So I've known our guests for about six, eight months now, but since we've connected on field work around water quality, habitat restoration and outreach, I'm now calling them my buds. Please welcome my go-to for Shoreline Restoration in Martin and St. Lucie Counties, Dr. Vincent Encomio, University of Florida's Institute of Food and Ag Sciences Florida Sea Grant Multi-County extension agent. Did I get that out?

Vincent Encomio: Yeah. Thanks, Caleta. No, and thanks for having us on. It's great to be here. And yeah, it's been great working with you in that short period of time.

Caleta Scott: Thank you. And we also have Dr. Lisa Krimsky, University of Florida's Institute of Food and Ag Sciences Southeast Regional Water Resources RSA Extension Agent, who I found out after a little online digging that we both share a love for some Florida stone crab. Welcome, Lisa.


Lisa Krimsky: Hi. Thanks so much for having us.


Caleta Scott: I am excited to talk to you guys, but just in case anyone out there hears me say go Gators or it's great a few times, I cannot help it. I'm a Gator, and just like this podcast, it's for the gator good.

So Lisa, can you share with our audience a little bit about your background and how it led to you overseeing water resources programming in 12 counties from Monroe to Brevard?

Lisa Krimsky: Yeah, absolutely. So as you mentioned, I do have a fondness for Florida stone crabs. And the stone crab was actually the topic of my PhD work. So even though I was located at the University of Delaware, I was able to study the Florida stone crab, and that brought me to Florida, which is where I fell in love with the state and its water resources.

Soon after graduating, I got a position with the University of Florida IFAS and the Florida Sea Grant Program as the Miami-Dade County Sea Grant agent. And after about eight years in that position where, just like Vincent, really got to focus on all things marine and coastal ecosystems, I took a new position within the university as a regional water resources agent. So I have a larger geographic spread, but my focus area really is now restricted to coastal water quality and specifically harmful algal blooms in the state of Florida.

Caleta Scott: Wow. Well, we're glad you're here in our area now.


Lisa Krimsky: Thank you. And I'm glad that the IRL is in my region because it is a fantastic resource, and any excuse to get out onto the IRL is a good one.

__WORK TO COMPLETE__
1. Name every Florida county mentioned in the podcast transcript.
2. Pick up the podcast transcript right after its final line and carry the conversation forward.

__INFORMATION SHOWN__
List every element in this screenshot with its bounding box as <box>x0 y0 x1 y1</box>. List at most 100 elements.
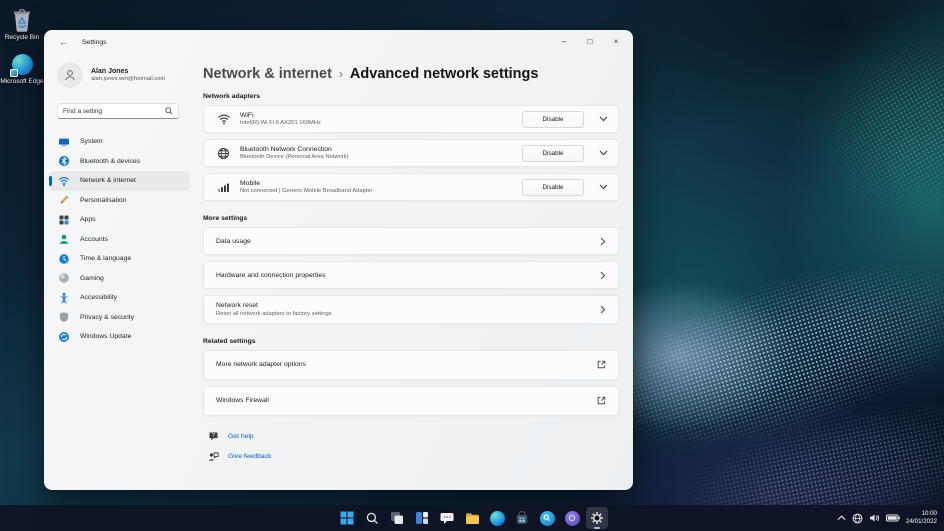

__EXPECTED RESULTS__
1. Martin, St. Lucie, Monroe, Brevard, Miami-Dade

2.
Caleta Scott: Great. Don't forget to take me out next time you go in the field. Okay?


Lisa Krimsky: Done.


Caleta Scott: Vincent, can you tell us about your passion and how your passion for aquaculture started and where it's taken you and your career?


Vincent Encomio: How I got interested in aquaculture is from graduate school. So I came all the way from California to Virginia and did my graduate studies in the Chesapeake Bay.

And I remember coming over from the west coast and I had studied something pretty esoteric, these sort of marine worms that live in mud flats and they're not very attractive. And I thought that when I move on to the next step, which was my doctorate, I should probably study something that is maybe commercially important or something that I like to eat. So I ended up studying oysters.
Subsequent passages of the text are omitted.